* Start RECORDS SHOWN *

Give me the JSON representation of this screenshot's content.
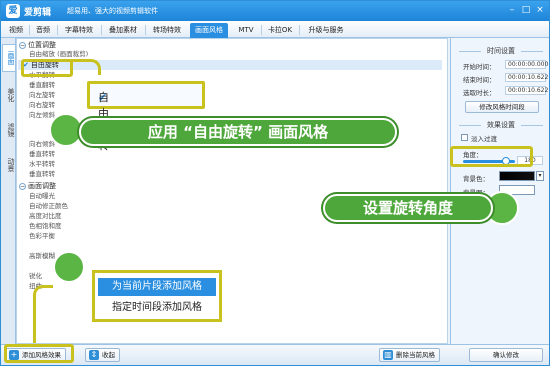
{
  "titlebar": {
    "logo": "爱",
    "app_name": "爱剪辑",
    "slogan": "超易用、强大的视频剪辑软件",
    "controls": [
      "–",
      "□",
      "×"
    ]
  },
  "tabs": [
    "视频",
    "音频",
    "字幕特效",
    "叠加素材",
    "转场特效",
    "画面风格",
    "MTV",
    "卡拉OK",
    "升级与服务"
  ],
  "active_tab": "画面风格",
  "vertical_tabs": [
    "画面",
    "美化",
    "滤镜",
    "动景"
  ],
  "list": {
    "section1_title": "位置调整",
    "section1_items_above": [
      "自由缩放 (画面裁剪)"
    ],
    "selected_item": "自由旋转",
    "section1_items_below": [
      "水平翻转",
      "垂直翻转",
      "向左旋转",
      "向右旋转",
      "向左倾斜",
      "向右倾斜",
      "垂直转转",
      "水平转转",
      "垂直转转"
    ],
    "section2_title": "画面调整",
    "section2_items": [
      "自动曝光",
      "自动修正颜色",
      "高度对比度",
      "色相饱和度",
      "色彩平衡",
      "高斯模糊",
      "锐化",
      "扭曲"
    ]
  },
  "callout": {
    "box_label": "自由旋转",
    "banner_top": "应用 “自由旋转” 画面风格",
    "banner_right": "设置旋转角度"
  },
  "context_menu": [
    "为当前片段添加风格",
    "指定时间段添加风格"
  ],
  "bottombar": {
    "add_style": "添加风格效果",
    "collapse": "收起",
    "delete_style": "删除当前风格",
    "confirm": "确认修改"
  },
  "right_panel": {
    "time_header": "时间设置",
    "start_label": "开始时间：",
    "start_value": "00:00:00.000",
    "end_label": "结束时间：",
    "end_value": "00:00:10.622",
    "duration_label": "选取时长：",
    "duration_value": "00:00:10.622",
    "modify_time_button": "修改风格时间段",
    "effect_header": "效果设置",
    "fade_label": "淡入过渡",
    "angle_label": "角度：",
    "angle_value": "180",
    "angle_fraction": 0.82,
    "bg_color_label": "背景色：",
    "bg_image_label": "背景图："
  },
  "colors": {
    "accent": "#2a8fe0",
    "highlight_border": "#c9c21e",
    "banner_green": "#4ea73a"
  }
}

* End RECORDS SHOWN *

--- YOUR GOAL ---
Copy all the entries word for word. Omit any pictures.

--- THE OUTPUT ---
Give me the JSON representation of this screenshot's content.
{
  "titlebar": {
    "logo": "爱",
    "app_name": "爱剪辑",
    "slogan": "超易用、强大的视频剪辑软件",
    "controls": [
      "–",
      "□",
      "×"
    ]
  },
  "tabs": [
    "视频",
    "音频",
    "字幕特效",
    "叠加素材",
    "转场特效",
    "画面风格",
    "MTV",
    "卡拉OK",
    "升级与服务"
  ],
  "active_tab": "画面风格",
  "vertical_tabs": [
    "画面",
    "美化",
    "滤镜",
    "动景"
  ],
  "list": {
    "section1_title": "位置调整",
    "section1_items_above": [
      "自由缩放 (画面裁剪)"
    ],
    "selected_item": "自由旋转",
    "section1_items_below": [
      "水平翻转",
      "垂直翻转",
      "向左旋转",
      "向右旋转",
      "向左倾斜",
      "向右倾斜",
      "垂直转转",
      "水平转转",
      "垂直转转"
    ],
    "section2_title": "画面调整",
    "section2_items": [
      "自动曝光",
      "自动修正颜色",
      "高度对比度",
      "色相饱和度",
      "色彩平衡",
      "高斯模糊",
      "锐化",
      "扭曲"
    ]
  },
  "callout": {
    "box_label": "自由旋转",
    "banner_top": "应用 “自由旋转” 画面风格",
    "banner_right": "设置旋转角度"
  },
  "context_menu": [
    "为当前片段添加风格",
    "指定时间段添加风格"
  ],
  "bottombar": {
    "add_style": "添加风格效果",
    "collapse": "收起",
    "delete_style": "删除当前风格",
    "confirm": "确认修改"
  },
  "right_panel": {
    "time_header": "时间设置",
    "start_label": "开始时间：",
    "start_value": "00:00:00.000",
    "end_label": "结束时间：",
    "end_value": "00:00:10.622",
    "duration_label": "选取时长：",
    "duration_value": "00:00:10.622",
    "modify_time_button": "修改风格时间段",
    "effect_header": "效果设置",
    "fade_label": "淡入过渡",
    "angle_label": "角度：",
    "angle_value": "180",
    "angle_fraction": 0.82,
    "bg_color_label": "背景色：",
    "bg_image_label": "背景图："
  },
  "colors": {
    "accent": "#2a8fe0",
    "highlight_border": "#c9c21e",
    "banner_green": "#4ea73a"
  }
}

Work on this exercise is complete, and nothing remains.